Layout annotation data:
☆ ☆ ☆

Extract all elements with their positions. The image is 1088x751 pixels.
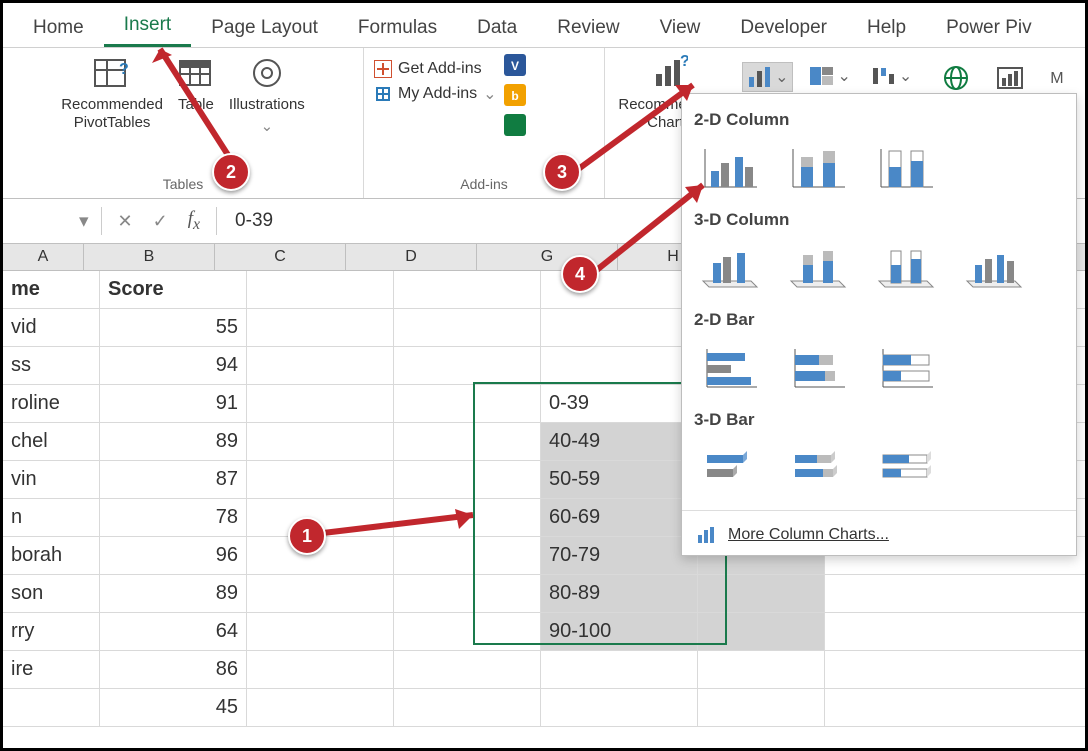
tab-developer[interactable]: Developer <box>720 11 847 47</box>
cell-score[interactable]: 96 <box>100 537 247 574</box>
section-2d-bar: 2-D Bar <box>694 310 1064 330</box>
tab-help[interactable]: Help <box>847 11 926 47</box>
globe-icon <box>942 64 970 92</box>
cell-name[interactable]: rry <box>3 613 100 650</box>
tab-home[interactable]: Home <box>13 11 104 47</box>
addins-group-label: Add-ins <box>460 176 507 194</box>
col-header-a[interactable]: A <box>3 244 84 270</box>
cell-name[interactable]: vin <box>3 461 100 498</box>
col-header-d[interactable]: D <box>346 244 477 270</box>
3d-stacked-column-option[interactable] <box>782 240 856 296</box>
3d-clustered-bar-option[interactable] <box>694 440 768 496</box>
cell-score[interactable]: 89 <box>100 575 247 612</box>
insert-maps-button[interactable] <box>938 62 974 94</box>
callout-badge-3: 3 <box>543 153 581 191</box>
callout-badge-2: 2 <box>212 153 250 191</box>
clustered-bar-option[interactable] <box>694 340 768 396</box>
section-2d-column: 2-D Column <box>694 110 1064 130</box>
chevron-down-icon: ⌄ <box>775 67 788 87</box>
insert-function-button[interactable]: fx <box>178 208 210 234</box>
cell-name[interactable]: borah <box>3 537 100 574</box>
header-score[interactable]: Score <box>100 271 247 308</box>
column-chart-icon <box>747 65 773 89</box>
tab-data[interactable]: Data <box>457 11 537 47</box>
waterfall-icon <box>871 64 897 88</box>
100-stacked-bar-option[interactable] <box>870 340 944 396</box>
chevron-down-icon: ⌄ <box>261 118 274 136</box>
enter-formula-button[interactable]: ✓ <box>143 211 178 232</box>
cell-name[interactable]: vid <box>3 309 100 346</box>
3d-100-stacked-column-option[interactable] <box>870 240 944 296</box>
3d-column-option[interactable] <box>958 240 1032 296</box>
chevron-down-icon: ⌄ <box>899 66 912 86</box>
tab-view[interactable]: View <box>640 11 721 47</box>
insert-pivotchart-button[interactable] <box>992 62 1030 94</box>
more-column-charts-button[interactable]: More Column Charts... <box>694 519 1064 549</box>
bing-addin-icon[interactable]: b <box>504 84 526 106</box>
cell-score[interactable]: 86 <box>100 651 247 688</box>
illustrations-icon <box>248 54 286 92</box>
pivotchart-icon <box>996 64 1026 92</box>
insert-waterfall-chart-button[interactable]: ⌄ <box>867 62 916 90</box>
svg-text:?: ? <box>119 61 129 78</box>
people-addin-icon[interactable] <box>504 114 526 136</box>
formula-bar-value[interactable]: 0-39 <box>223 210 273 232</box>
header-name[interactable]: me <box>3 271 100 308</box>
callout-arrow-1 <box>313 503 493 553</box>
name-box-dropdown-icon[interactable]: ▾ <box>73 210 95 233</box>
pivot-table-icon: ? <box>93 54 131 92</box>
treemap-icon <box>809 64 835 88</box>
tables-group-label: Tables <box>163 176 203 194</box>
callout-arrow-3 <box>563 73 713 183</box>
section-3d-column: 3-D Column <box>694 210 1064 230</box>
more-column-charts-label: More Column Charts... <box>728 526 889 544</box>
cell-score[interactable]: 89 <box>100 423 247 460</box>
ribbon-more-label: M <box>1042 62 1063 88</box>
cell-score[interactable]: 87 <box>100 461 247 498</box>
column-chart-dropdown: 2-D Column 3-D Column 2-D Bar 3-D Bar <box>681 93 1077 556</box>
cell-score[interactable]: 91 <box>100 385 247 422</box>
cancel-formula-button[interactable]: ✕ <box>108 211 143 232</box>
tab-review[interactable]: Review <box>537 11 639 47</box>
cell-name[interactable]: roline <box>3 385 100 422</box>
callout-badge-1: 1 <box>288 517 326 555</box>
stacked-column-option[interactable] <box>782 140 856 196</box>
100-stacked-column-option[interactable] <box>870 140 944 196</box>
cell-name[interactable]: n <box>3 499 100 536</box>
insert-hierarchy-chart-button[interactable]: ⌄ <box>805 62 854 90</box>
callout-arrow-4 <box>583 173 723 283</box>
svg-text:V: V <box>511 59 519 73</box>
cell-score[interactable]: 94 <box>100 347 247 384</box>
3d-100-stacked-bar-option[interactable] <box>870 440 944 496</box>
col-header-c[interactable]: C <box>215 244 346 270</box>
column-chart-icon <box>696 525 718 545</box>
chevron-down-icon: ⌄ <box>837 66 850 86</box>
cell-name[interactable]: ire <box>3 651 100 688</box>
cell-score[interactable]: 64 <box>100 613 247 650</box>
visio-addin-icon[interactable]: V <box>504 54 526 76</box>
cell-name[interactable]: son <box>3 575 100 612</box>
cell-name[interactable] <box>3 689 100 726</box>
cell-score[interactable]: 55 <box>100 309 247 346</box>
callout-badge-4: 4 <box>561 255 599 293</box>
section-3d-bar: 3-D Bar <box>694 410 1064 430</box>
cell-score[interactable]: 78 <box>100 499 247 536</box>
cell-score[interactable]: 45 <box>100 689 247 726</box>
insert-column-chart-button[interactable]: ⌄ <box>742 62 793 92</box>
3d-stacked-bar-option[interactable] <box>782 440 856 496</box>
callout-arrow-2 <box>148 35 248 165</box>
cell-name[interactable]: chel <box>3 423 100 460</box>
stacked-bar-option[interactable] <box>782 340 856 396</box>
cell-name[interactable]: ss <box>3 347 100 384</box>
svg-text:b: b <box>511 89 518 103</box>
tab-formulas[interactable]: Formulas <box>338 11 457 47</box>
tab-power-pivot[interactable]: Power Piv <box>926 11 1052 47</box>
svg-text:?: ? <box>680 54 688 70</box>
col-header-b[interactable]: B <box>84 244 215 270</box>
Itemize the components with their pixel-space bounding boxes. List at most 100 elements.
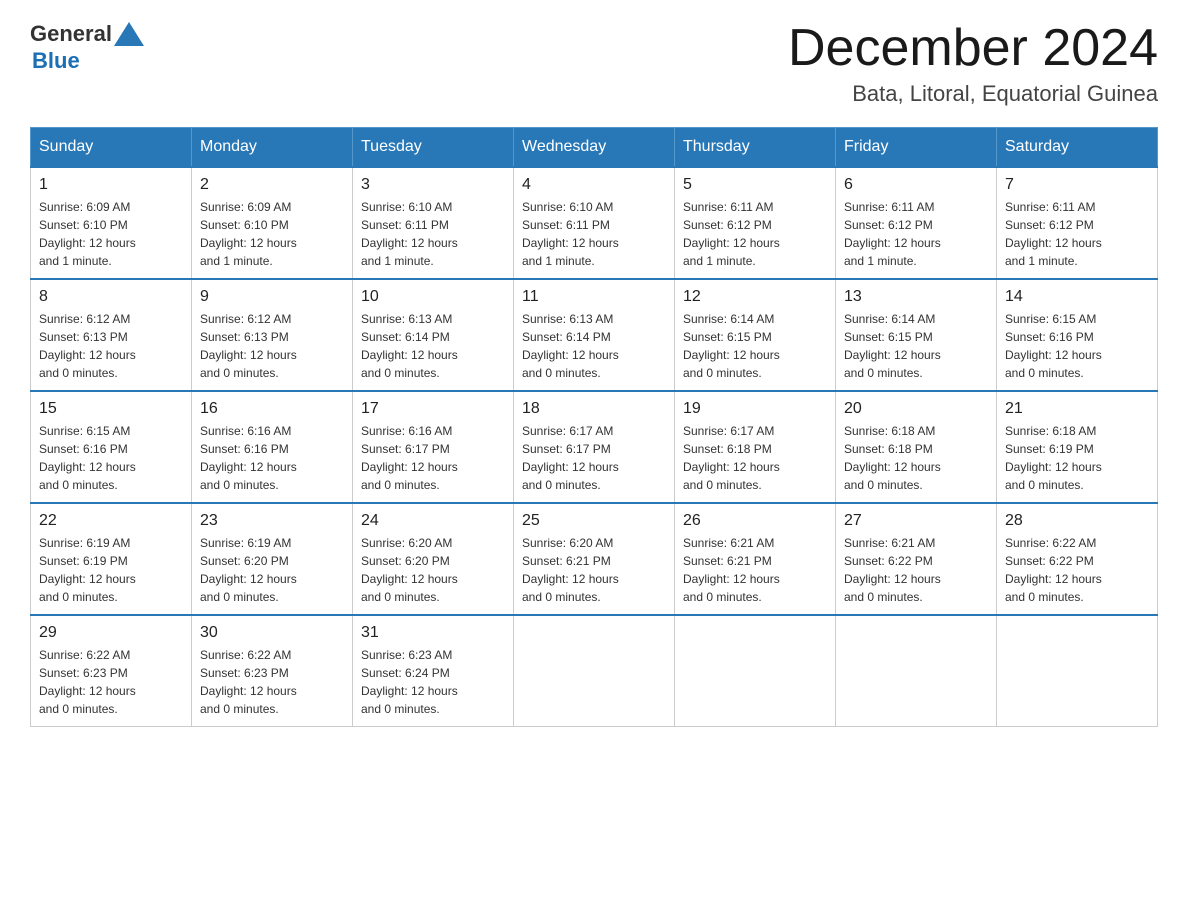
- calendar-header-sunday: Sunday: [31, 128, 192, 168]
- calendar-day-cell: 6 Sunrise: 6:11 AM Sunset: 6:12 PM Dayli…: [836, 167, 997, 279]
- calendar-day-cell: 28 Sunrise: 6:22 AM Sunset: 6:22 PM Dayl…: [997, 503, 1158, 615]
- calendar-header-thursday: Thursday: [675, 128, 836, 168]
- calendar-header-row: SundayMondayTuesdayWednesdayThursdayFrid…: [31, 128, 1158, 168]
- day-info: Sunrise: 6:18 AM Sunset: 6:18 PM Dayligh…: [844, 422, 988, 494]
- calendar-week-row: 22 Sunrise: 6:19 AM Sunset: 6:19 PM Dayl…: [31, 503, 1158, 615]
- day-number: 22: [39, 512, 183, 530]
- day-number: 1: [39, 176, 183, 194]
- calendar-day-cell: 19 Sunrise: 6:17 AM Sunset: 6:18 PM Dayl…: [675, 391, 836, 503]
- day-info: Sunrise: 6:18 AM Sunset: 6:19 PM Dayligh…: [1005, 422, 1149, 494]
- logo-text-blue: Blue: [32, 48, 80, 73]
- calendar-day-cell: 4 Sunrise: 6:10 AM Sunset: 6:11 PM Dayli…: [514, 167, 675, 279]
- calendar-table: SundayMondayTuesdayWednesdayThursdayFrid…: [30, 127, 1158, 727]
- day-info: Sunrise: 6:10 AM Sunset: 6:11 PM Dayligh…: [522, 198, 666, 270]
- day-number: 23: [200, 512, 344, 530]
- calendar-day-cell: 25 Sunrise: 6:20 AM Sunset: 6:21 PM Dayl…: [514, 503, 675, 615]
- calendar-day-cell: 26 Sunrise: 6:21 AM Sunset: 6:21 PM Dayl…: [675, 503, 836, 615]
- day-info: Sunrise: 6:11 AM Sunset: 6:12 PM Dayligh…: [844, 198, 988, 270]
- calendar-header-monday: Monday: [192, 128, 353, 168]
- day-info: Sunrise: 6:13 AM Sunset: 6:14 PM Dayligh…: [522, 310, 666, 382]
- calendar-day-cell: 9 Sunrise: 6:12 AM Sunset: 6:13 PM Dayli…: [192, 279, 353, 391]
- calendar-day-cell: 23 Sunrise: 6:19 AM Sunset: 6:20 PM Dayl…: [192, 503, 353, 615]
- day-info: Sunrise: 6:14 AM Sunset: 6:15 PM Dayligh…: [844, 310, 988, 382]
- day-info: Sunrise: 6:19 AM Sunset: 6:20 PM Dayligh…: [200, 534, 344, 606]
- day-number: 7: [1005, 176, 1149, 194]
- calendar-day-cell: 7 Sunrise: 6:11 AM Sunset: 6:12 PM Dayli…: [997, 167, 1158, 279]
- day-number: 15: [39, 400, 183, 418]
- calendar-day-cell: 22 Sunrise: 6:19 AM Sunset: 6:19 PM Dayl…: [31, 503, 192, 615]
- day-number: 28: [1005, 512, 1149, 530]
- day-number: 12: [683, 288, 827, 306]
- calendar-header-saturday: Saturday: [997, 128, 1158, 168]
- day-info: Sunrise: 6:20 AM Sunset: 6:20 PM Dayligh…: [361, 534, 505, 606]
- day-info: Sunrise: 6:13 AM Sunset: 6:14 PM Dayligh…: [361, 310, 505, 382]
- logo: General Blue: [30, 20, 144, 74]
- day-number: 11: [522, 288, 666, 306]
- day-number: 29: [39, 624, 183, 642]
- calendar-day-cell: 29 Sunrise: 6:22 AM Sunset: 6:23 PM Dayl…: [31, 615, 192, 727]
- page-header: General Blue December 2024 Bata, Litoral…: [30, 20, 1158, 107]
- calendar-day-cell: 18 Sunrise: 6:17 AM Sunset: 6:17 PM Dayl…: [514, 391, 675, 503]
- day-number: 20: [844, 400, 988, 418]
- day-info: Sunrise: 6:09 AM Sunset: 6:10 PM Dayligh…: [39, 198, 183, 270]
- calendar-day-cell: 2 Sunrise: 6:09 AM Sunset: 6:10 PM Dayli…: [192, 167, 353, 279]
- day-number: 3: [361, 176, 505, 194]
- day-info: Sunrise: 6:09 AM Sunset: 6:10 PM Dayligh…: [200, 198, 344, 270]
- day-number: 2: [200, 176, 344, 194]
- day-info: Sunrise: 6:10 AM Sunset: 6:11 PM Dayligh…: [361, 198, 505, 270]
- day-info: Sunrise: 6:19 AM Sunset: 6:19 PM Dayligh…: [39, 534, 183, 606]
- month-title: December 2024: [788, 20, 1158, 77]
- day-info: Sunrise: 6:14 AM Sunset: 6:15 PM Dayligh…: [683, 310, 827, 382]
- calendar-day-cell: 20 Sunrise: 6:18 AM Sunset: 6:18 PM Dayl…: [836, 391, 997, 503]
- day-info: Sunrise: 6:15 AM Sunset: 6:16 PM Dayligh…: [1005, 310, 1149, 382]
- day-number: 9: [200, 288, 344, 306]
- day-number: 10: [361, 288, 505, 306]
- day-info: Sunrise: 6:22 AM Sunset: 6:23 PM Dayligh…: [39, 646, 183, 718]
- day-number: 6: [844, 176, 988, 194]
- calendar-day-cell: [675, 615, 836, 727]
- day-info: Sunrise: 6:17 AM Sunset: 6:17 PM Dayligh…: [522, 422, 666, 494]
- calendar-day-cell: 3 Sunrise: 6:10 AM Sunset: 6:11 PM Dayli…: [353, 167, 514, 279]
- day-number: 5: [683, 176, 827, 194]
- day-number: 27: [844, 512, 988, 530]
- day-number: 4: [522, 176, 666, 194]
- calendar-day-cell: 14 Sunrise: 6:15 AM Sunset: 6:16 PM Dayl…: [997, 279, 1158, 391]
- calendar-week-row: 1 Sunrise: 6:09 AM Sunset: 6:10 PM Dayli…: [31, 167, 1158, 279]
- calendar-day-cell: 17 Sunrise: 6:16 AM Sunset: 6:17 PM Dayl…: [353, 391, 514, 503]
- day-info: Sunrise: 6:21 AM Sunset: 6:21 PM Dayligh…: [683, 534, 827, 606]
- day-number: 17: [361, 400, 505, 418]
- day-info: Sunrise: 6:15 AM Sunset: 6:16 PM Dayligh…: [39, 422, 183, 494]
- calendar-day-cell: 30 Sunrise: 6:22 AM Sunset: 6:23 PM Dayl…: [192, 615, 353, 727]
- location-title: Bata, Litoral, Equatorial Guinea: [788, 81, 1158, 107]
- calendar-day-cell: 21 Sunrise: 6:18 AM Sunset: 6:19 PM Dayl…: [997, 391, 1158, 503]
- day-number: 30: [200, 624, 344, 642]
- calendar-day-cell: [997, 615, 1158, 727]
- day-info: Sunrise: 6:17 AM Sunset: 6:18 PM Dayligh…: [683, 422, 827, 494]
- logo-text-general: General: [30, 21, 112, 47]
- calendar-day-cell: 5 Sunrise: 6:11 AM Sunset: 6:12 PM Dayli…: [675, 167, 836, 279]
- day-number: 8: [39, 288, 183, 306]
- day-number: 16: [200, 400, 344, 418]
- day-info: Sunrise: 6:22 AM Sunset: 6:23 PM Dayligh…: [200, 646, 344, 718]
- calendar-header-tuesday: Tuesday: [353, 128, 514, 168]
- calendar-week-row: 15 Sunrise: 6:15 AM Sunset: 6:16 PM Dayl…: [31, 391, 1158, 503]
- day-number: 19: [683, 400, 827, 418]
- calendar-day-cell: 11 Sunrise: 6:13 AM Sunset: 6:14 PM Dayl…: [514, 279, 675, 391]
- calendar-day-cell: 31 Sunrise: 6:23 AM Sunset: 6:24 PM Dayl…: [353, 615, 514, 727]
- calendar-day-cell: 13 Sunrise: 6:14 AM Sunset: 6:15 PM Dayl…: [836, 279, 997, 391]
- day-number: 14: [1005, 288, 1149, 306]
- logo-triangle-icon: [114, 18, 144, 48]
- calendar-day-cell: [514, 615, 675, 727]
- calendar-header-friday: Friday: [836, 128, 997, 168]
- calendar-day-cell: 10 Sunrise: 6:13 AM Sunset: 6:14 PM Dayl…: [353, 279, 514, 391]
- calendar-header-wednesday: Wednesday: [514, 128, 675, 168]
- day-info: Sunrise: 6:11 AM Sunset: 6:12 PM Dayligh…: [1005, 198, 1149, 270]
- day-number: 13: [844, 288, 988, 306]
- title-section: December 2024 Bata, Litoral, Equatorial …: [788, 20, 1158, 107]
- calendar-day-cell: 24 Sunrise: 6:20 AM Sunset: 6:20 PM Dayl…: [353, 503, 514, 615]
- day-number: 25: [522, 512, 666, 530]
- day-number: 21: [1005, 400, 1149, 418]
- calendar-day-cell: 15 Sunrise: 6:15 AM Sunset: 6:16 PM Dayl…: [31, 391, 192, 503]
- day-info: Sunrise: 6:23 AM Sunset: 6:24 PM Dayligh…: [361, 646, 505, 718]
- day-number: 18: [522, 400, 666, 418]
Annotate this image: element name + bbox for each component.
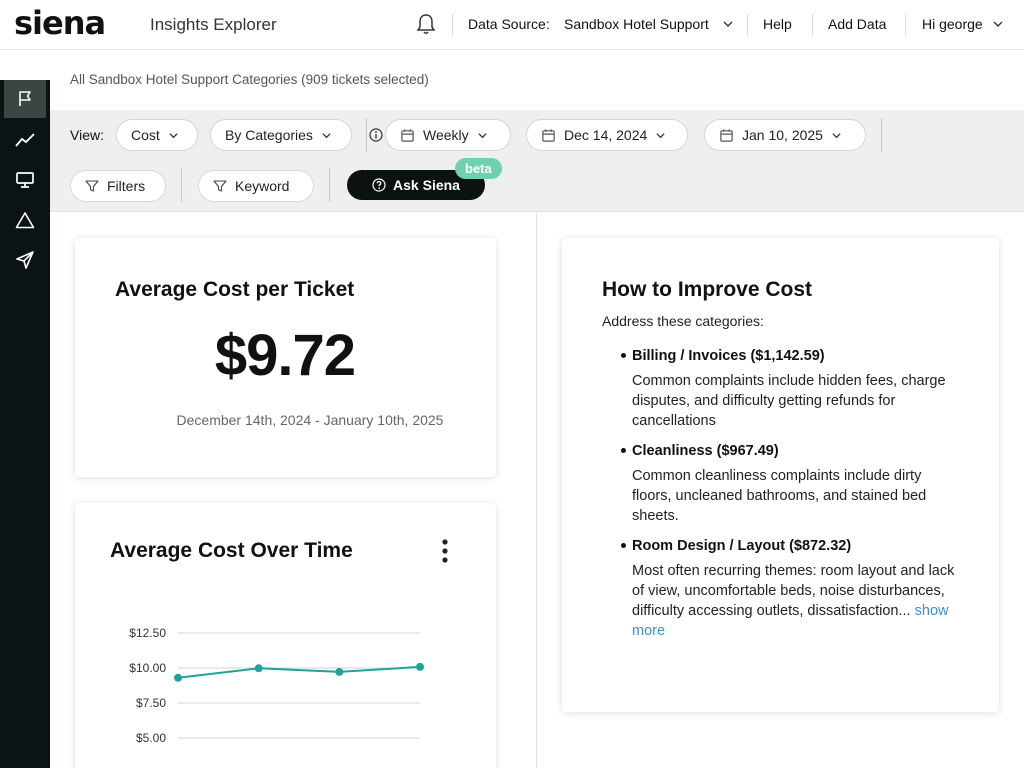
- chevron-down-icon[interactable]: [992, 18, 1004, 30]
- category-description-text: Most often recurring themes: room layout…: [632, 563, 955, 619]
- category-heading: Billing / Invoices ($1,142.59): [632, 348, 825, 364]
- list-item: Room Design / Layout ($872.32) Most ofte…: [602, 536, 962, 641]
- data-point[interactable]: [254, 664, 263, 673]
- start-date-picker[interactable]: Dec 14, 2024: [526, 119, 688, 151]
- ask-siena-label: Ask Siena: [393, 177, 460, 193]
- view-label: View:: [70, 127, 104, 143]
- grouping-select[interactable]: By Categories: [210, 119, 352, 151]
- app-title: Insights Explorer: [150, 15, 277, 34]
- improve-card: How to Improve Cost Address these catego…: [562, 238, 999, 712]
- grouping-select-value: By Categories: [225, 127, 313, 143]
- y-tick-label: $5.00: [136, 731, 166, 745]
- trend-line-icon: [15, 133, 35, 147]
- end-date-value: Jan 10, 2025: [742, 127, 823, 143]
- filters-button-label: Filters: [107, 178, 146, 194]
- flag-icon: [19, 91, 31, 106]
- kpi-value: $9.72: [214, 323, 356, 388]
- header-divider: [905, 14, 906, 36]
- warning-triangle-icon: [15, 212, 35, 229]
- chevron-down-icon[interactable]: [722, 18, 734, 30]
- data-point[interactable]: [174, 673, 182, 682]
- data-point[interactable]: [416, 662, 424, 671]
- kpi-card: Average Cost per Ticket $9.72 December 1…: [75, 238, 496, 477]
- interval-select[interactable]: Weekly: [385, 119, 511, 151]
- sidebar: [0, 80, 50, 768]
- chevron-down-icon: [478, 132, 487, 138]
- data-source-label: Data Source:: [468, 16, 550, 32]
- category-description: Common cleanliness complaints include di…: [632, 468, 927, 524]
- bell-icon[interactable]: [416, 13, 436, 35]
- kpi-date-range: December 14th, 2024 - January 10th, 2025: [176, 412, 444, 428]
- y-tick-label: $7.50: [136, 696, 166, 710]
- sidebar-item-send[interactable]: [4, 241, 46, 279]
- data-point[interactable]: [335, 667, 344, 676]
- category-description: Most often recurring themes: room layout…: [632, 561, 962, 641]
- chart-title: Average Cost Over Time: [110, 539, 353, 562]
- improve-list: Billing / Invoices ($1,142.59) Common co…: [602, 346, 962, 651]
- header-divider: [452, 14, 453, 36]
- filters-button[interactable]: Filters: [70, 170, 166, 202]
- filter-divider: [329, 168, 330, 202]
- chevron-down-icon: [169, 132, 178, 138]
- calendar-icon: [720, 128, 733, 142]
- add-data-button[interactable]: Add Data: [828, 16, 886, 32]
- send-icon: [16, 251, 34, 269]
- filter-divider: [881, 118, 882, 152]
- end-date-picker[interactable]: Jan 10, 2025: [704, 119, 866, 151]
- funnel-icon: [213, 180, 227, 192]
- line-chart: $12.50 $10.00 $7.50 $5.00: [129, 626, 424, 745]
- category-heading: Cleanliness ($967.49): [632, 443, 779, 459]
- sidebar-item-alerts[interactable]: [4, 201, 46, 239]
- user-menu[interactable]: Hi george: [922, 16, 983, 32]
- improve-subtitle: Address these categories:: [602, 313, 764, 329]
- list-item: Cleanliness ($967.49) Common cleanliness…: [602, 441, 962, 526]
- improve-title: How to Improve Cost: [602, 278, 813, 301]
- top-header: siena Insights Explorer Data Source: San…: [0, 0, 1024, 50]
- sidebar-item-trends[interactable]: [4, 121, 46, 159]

☆ ☆ ☆

→ **GIVEN INSTRUCTION**: Render the lines of the listing between the line holding "tab-developer[interactable]: Developer <box>720" and the line holding "col-header-d[interactable]: D <box>346", inclusive, as a JSON array of strings with one string per line and blank lines omitted.

→ **THE RESPONSE**:
[
  "tab-developer[interactable]: Developer <box>720 11 847 47</box>",
  "cell-score[interactable]: 96 <box>100 537 247 574</box>",
  "section-2d-bar: 2-D Bar <box>694 310 1064 330</box>",
  "tab-help[interactable]: Help <box>847 11 926 47</box>",
  "globe-icon <box>942 64 970 92</box>",
  "cell-name[interactable]: rry <box>3 613 100 650</box>",
  "tab-home[interactable]: Home <box>13 11 104 47</box>",
  "addins-group-label: Add-ins <box>460 176 507 194</box>",
  "col-header-a[interactable]: A <box>3 244 84 270</box>",
  "cell-name[interactable]: vin <box>3 461 100 498</box>",
  "col-header-d[interactable]: D <box>346 244 477 270</box>"
]